DATA RECORDS:
===
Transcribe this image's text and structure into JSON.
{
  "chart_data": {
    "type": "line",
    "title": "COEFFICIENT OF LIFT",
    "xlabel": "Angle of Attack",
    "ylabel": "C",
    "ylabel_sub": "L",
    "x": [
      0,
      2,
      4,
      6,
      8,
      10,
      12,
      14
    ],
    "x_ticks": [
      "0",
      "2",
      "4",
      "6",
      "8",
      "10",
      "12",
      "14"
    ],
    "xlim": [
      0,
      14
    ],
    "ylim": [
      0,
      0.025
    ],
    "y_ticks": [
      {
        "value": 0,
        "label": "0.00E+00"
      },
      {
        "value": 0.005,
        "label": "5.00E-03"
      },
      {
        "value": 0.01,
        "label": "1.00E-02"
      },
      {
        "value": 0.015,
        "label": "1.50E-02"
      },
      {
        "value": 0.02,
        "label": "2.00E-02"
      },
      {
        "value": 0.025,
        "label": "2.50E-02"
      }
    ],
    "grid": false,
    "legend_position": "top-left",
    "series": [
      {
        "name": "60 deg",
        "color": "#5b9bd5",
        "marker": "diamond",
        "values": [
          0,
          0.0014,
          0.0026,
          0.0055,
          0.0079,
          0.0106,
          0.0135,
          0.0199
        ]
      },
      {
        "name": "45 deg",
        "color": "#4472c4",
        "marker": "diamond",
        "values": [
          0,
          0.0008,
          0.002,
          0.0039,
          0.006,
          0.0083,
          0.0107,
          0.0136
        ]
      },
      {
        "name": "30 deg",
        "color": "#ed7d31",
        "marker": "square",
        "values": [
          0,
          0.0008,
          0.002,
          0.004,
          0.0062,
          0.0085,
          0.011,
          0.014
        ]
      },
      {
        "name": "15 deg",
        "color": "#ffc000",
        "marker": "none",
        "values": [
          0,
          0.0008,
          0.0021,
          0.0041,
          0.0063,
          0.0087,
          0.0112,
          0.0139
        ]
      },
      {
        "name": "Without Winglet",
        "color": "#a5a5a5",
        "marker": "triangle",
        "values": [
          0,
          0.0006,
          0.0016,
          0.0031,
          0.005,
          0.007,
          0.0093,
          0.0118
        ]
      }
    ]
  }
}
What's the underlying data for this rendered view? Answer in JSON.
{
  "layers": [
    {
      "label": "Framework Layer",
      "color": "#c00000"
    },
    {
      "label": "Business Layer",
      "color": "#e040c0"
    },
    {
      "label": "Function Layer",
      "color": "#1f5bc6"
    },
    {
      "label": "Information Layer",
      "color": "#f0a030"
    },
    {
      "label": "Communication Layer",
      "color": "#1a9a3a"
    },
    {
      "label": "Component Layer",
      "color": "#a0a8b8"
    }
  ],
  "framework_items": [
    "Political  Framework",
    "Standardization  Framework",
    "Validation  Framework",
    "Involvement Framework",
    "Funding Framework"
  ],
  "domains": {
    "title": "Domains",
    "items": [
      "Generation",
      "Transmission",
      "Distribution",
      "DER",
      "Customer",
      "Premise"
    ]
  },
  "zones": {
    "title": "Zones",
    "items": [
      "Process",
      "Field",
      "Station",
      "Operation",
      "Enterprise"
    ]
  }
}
===
Tally the lines of the listing that include "name". Reply with nothing but the count.

RESPONSE FOR THIS EXERCISE: 5